Text block:
Last Saturday, I was walking around downtown Boston with another CouchSurfing.org member and we got into a conversation about the community, and how there is one particular man in the Boston area that stalks young, naive, foreign, and often desperate travelers and takes advantage of them by asking them to do inappropriate things, insisting that its normal and that they have to do these things unless they want to be without a place to sleep that night. To a well-traveled American that speaks perfect english, it would be completely obvious that the interaction is completely wrong and perverted – but to a not-so-well-traveled foreigner that does not know much about American culture, does not speak great english, and had not budgeted money for the night to stay in a hotel or hostel, they can become coerced into the situation and may not know how to escape the situation. After hearing about the story I was disturbed and disgusted. My mind could not stop wondering how and why such interactions happen – and continue to happen, and what could be done to stop them. One would think that over time, the behavior would somehow become known and the community would intervene. But this has not happened. The man still stalks young travelers.

So, upon reading about the way that cities self-police their streets through watchful eyes and neighborly intervention, and upon making the connection between online communities and cities, I realized – this creep is able to take advantage of his travelers because he interacts with them under the radar. He sends them private messages that nobody else can see. Had he tried to lure in travelers where other members of the community could see that he was trying to host them for the night, other members would immediately recognize that the infamously perverted man was inviting in travelers and would inform them to stay away from him. The minor change of moving an interaction from a private space to a public space immediately reduces the chances of a corrupt interaction to almost zero – but as long as these initial interactions are kept private, there are no sets of watchful eyes to keep things in check.

Data excerpts:
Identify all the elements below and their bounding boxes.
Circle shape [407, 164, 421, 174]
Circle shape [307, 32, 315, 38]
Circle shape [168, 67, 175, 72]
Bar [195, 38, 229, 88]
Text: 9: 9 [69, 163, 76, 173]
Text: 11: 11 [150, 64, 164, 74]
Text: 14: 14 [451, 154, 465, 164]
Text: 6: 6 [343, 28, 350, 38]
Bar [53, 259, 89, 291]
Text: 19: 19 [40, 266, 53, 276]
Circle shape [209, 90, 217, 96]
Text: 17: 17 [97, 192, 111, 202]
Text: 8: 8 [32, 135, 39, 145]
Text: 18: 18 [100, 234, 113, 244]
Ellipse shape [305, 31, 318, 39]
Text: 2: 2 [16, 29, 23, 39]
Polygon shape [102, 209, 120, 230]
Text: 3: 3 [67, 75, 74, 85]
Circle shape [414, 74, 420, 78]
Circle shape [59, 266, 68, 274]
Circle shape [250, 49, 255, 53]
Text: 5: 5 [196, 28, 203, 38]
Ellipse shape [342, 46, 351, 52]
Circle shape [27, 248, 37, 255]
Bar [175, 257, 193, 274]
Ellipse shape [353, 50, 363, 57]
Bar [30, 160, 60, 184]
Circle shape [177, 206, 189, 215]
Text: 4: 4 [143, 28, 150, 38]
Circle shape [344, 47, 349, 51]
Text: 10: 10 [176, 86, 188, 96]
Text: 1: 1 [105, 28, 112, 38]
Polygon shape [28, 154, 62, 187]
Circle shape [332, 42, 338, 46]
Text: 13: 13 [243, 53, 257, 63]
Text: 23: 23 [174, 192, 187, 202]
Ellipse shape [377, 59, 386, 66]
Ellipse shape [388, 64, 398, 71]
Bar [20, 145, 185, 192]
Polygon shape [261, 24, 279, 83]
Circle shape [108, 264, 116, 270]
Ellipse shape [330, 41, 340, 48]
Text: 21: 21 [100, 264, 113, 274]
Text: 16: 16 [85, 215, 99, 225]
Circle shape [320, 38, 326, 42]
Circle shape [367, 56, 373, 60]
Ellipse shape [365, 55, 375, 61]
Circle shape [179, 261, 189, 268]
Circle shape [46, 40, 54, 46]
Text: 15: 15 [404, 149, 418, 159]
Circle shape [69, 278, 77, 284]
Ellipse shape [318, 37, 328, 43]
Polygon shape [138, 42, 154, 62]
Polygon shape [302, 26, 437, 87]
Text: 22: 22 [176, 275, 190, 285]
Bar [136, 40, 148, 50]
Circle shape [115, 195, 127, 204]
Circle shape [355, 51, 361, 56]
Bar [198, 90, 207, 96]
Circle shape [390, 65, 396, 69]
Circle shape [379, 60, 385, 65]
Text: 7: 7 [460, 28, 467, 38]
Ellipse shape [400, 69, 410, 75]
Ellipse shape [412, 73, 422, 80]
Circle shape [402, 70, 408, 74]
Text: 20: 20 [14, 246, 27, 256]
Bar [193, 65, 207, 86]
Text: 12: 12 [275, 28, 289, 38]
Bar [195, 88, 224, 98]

Exercises to complete:
a - Condense the paragraph of the CouchSurfing text that begins "So, upon reading about" into a short bulleted list of its main points.
b - According to the CouchSurfing text, where was the writer walking last Saturday?

Answers to the problems:
a -
- Cities police their streets through watchful eyes and neighborly intervention, and online communities work in a similar way.
- The man can exploit travelers because he contacts them through private messages that nobody else can see.
- If he tried to host travelers in public view, other members would recognize him and tell travelers to stay away.
- Moving an interaction from a private space to a public one cuts the chance of a corrupt interaction to almost zero. While first contacts stay private, no one is watching.

b - Around downtown Boston, with another CouchSurfing.org member.